GOAL:
Look through the listing and locate every line containing the word "некоммерческой"; copy those lines.

— start of DATA EXTRACT —

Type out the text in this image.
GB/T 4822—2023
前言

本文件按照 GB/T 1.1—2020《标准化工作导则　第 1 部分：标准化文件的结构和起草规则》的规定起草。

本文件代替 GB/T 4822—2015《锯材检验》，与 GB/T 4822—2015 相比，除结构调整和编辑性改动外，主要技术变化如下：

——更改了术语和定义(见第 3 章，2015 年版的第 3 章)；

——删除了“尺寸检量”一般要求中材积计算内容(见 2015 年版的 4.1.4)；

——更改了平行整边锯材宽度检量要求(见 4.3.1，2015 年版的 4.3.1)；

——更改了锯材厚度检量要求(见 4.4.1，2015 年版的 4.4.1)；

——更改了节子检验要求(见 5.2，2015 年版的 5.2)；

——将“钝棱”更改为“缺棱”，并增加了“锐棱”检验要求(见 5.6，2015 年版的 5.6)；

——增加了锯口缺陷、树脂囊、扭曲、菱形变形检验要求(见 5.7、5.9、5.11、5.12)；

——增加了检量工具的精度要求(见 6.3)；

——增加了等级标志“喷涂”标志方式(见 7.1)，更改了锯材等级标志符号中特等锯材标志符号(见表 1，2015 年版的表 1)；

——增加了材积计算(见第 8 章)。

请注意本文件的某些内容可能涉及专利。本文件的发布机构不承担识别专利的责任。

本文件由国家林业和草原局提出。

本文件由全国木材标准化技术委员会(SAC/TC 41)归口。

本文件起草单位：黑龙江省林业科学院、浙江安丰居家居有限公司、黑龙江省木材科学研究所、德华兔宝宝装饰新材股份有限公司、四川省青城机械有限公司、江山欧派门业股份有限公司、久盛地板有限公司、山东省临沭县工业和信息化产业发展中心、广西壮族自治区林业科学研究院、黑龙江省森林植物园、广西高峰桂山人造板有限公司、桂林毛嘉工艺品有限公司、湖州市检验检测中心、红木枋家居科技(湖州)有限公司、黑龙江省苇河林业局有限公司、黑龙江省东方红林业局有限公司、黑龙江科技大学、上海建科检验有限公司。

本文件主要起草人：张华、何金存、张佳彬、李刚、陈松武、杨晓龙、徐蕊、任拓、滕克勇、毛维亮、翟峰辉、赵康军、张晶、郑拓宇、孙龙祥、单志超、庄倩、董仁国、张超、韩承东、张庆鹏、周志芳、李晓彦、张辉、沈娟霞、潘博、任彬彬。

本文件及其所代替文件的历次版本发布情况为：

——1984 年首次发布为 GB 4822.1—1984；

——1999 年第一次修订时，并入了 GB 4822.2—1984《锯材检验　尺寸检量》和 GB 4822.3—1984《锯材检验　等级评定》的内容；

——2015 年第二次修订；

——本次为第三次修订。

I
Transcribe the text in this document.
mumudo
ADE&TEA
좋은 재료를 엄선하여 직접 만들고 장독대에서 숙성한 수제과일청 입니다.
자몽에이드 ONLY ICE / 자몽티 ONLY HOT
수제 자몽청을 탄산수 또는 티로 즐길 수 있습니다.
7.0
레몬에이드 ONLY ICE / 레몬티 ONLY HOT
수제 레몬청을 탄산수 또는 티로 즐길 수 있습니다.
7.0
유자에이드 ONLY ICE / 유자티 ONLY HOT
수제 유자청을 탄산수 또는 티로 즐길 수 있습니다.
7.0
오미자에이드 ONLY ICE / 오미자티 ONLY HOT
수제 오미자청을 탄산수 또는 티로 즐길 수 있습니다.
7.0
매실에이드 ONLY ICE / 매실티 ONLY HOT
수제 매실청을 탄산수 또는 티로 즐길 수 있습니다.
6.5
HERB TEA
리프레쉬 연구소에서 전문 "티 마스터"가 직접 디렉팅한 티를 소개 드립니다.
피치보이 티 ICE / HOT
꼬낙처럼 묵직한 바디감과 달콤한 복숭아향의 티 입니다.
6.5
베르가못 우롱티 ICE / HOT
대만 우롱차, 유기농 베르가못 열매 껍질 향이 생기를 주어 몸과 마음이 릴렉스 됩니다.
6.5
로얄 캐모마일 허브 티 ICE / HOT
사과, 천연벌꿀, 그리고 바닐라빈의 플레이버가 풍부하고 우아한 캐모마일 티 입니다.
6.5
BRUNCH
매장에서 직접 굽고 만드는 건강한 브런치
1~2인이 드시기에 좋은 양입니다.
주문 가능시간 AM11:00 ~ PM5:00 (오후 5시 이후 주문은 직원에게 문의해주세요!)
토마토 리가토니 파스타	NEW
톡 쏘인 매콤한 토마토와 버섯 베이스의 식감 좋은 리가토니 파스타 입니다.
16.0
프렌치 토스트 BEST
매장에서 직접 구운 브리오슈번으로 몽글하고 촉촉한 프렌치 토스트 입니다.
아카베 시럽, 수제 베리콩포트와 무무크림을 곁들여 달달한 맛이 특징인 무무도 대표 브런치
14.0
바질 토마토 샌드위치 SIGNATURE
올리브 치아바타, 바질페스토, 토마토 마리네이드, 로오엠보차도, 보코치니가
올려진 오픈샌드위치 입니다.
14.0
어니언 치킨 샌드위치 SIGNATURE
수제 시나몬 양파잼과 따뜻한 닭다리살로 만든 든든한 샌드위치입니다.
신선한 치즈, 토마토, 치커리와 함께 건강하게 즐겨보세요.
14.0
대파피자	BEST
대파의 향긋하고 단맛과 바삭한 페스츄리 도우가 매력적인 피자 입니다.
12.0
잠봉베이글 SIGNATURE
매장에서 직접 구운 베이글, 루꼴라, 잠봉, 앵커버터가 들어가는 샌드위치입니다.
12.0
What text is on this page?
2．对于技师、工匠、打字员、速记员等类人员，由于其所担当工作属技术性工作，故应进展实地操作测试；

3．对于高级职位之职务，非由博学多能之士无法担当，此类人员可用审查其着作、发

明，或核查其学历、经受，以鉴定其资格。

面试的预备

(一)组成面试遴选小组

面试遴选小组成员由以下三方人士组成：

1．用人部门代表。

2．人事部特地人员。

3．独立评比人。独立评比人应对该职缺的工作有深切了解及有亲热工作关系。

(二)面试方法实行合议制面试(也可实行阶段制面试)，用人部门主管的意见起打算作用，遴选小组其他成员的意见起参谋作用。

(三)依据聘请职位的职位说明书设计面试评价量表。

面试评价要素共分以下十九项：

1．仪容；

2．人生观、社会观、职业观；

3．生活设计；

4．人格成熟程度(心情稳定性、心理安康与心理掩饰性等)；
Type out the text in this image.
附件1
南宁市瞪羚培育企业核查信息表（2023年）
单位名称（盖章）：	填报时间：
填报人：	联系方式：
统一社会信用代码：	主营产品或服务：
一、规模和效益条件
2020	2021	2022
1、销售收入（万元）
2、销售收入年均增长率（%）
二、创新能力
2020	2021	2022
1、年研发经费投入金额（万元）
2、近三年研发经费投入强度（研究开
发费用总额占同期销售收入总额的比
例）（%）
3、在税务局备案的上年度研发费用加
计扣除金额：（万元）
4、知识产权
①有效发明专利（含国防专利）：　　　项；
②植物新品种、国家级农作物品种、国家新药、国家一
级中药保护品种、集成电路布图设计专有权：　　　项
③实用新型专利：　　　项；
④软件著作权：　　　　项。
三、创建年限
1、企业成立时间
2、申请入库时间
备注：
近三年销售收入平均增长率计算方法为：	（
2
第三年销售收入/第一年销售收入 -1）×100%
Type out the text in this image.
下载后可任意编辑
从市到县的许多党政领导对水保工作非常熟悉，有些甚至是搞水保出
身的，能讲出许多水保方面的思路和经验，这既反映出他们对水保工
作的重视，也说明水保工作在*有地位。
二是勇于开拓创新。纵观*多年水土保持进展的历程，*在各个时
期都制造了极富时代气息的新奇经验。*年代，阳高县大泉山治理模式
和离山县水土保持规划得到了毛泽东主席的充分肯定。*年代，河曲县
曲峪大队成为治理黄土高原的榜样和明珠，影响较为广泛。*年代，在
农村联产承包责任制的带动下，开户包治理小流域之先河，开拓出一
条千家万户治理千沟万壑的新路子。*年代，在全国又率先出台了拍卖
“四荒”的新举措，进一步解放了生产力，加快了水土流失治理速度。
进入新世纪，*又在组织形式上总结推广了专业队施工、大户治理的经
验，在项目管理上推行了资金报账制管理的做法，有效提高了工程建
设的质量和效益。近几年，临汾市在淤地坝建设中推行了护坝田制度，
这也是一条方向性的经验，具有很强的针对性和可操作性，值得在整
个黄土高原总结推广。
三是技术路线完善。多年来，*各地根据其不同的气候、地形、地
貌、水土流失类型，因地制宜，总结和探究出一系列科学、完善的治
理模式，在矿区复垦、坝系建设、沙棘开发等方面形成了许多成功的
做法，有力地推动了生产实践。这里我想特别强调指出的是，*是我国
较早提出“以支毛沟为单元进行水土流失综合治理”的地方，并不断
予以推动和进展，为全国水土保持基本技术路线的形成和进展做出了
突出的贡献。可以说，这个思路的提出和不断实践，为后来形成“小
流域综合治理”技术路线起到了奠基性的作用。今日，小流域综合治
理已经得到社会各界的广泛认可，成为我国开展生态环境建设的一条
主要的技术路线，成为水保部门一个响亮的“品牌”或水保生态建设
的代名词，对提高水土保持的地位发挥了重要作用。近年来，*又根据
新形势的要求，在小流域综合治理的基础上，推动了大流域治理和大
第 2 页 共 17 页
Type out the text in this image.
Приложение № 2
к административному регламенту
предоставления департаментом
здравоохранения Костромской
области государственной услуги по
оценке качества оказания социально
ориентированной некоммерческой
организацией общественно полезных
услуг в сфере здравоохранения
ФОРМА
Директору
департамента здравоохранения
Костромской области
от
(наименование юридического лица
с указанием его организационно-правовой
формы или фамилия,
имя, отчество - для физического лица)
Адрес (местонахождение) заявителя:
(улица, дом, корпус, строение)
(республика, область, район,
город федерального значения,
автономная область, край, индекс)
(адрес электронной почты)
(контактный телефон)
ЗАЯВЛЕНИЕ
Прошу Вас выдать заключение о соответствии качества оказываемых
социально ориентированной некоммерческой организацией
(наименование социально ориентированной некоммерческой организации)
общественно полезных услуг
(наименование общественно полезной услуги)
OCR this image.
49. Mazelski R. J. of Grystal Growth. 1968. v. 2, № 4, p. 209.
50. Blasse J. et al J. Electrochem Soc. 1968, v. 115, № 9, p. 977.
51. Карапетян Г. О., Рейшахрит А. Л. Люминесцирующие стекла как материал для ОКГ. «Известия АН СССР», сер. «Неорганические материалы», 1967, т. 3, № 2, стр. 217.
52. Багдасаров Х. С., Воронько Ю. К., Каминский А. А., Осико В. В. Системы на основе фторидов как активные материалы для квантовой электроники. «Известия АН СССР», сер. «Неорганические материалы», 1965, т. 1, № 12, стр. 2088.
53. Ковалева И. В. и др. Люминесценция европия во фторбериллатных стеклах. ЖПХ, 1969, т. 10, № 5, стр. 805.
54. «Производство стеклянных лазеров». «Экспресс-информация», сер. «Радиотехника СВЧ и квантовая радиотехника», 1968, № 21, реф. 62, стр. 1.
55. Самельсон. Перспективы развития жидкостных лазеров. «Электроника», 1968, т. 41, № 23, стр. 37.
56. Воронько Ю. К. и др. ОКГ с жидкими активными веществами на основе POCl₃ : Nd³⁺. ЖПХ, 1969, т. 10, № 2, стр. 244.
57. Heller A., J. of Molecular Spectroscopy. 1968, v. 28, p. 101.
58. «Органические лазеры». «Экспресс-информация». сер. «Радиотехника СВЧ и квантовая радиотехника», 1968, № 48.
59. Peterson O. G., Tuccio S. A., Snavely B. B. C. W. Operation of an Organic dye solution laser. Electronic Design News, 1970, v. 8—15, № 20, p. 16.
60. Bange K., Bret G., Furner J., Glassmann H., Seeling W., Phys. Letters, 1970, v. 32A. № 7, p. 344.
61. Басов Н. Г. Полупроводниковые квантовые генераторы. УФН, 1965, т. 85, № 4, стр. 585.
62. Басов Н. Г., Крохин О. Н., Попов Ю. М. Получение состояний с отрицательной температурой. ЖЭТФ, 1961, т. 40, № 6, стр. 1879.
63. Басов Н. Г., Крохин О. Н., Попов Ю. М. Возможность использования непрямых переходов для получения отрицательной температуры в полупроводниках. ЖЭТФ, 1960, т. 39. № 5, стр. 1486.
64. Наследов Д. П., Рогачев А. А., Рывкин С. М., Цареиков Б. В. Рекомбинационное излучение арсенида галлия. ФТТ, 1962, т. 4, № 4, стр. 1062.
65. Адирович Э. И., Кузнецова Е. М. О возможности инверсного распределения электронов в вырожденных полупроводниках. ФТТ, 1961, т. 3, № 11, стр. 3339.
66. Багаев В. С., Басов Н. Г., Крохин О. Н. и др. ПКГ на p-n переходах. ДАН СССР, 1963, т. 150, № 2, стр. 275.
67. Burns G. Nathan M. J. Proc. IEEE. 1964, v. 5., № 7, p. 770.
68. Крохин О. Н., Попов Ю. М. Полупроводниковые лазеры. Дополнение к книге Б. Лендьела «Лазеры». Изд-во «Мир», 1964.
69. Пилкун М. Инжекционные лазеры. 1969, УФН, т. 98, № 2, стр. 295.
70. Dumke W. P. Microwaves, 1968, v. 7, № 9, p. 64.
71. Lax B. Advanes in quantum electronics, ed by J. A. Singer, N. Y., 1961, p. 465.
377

— end of DATA EXTRACT —

EXERCISE ANSWER:
ориентированной некоммерческой
социально ориентированной некоммерческой организацией
(наименование социально ориентированной некоммерческой организации)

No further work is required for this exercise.